Below are some records. Say how many of their lines contain the string "text", and give nothing but the number.

═════ Input for this task ═════

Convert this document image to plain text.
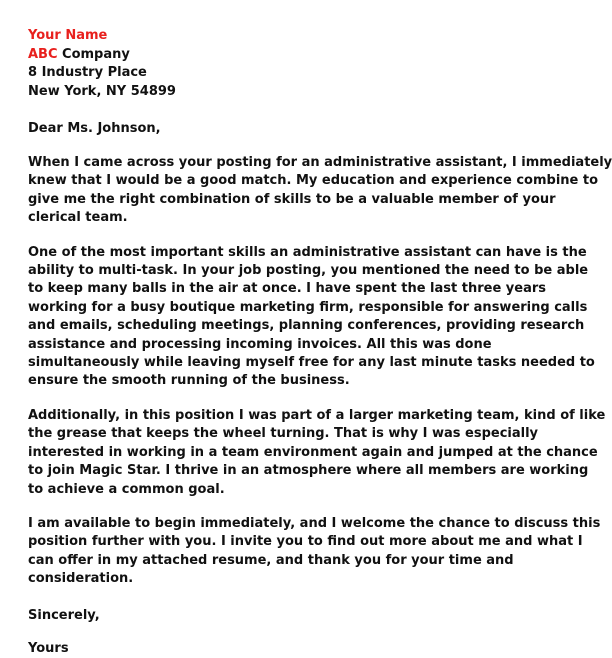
Your Name
ABC Company
8 Industry Place
New York, NY 54899
Dear Ms. Johnson,

When I came across your posting for an administrative assistant, I immediately
knew that I would be a good match. My education and experience combine to
give me the right combination of skills to be a valuable member of your
clerical team.

One of the most important skills an administrative assistant can have is the
ability to multi-task. In your job posting, you mentioned the need to be able
to keep many balls in the air at once. I have spent the last three years
working for a busy boutique marketing firm, responsible for answering calls
and emails, scheduling meetings, planning conferences, providing research
assistance and processing incoming invoices. All this was done
simultaneously while leaving myself free for any last minute tasks needed to
ensure the smooth running of the business.

Additionally, in this position I was part of a larger marketing team, kind of like
the grease that keeps the wheel turning. That is why I was especially
interested in working in a team environment again and jumped at the chance
to join Magic Star. I thrive in an atmosphere where all members are working
to achieve a common goal.

I am available to begin immediately, and I welcome the chance to discuss this
position further with you. I invite you to find out more about me and what I
can offer in my attached resume, and thank you for your time and
consideration.

Sincerely,
Yours
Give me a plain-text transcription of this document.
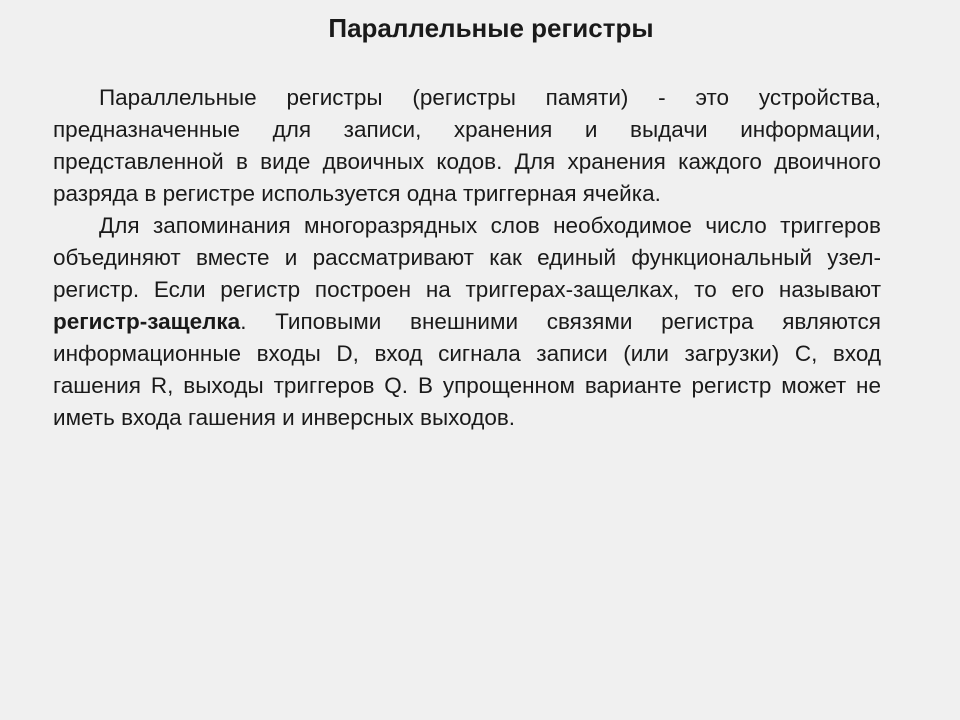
Параллельные регистры

Параллельные регистры (регистры памяти) - это устройства, предназначенные для записи, хранения и выдачи информации, представленной в виде двоичных кодов. Для хранения каждого двоичного разряда в регистре используется одна триггерная ячейка.

Для запоминания многоразрядных слов необходимое число триггеров объединяют вместе и рассматривают как единый функциональный узел-регистр. Если регистр построен на триггерах-защелках, то его называют регистр-защелка. Типовыми внешними связями регистра являются информационные входы D, вход сигнала записи (или загрузки) C, вход гашения R, выходы триггеров Q. В упрощенном варианте регистр может не иметь входа гашения и инверсных выходов.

═════

■ Worked answer:
2